** THE TASK **
State the number of lines below in which the word "from" appears. Nothing else belongs in the answer.

(Collection entries)
------

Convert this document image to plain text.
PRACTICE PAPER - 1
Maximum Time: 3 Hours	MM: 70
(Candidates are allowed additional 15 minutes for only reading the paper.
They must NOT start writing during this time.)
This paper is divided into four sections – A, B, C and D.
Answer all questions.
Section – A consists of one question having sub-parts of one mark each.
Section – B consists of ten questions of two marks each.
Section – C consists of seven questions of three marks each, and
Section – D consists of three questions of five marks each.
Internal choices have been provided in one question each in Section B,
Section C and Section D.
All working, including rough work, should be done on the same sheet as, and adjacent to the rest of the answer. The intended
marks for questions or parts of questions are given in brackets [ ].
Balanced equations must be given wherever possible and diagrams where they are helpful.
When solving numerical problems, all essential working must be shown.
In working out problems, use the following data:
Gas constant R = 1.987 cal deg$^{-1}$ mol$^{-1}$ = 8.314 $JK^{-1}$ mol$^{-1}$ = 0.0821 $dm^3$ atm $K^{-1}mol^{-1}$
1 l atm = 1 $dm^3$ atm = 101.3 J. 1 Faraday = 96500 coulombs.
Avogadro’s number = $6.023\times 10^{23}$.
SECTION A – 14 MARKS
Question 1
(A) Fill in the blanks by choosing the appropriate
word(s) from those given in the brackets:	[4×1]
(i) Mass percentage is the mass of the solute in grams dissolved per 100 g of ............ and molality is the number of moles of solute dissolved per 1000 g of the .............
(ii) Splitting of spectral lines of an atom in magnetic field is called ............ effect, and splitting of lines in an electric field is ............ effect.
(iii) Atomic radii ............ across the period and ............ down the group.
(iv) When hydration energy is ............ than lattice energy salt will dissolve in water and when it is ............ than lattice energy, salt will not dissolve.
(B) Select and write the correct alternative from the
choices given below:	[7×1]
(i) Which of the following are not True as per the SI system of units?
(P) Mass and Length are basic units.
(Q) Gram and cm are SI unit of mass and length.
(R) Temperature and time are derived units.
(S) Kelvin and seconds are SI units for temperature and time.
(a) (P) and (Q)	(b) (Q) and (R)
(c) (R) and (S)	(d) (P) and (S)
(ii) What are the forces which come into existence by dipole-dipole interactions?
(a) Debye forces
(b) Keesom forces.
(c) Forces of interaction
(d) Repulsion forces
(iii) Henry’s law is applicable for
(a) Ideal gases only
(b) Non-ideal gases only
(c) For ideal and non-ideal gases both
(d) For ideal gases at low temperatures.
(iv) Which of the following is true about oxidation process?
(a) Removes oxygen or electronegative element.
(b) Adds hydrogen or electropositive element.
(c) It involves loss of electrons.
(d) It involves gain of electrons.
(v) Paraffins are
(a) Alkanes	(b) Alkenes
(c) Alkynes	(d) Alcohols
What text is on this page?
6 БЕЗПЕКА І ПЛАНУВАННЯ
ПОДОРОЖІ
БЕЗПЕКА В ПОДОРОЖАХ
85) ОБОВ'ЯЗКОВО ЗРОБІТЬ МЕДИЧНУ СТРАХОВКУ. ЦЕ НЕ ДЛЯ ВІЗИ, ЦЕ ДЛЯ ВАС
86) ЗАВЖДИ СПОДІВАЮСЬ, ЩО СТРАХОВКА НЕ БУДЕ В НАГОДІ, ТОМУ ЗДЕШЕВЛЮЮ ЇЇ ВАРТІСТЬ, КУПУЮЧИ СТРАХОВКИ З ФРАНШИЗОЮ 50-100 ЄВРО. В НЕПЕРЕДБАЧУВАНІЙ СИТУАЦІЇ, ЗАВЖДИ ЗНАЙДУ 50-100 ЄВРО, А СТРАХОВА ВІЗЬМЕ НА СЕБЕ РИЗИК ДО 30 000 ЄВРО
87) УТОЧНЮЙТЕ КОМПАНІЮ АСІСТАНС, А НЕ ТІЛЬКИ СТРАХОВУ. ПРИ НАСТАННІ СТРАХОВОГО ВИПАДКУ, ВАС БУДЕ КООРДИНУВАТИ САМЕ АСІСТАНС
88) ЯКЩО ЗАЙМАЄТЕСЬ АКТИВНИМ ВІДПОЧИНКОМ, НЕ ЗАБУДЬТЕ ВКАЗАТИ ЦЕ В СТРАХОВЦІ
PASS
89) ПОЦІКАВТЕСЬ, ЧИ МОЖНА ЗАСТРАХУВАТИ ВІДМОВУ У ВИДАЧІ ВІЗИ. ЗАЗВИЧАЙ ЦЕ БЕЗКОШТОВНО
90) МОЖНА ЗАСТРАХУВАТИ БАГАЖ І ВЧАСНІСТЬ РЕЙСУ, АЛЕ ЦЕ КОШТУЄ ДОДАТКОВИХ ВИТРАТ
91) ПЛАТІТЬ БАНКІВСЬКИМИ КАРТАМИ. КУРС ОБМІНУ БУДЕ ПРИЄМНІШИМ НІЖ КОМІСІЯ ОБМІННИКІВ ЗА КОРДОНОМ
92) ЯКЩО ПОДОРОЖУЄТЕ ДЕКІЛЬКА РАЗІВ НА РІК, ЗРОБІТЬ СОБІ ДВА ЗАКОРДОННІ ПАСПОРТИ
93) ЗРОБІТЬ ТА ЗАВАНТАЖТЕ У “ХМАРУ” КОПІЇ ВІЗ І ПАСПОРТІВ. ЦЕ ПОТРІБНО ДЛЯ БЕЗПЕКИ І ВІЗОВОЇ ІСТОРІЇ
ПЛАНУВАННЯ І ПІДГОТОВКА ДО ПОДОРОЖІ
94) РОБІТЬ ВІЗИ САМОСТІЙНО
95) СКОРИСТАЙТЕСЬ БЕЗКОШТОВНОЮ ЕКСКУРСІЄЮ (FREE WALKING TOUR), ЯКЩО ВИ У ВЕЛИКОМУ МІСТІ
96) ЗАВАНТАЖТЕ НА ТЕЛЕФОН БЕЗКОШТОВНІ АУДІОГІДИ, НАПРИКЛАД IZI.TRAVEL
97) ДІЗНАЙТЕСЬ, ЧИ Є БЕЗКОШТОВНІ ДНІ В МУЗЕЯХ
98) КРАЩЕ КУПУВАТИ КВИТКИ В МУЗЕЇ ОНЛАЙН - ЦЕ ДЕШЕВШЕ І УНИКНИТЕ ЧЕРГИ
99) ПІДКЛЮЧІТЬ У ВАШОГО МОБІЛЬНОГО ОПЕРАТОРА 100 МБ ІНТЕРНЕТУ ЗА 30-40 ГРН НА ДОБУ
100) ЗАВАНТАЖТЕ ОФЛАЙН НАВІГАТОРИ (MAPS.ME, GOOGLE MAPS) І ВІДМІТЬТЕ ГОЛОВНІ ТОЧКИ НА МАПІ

------

** REPLY TO THE EXERCISE **
2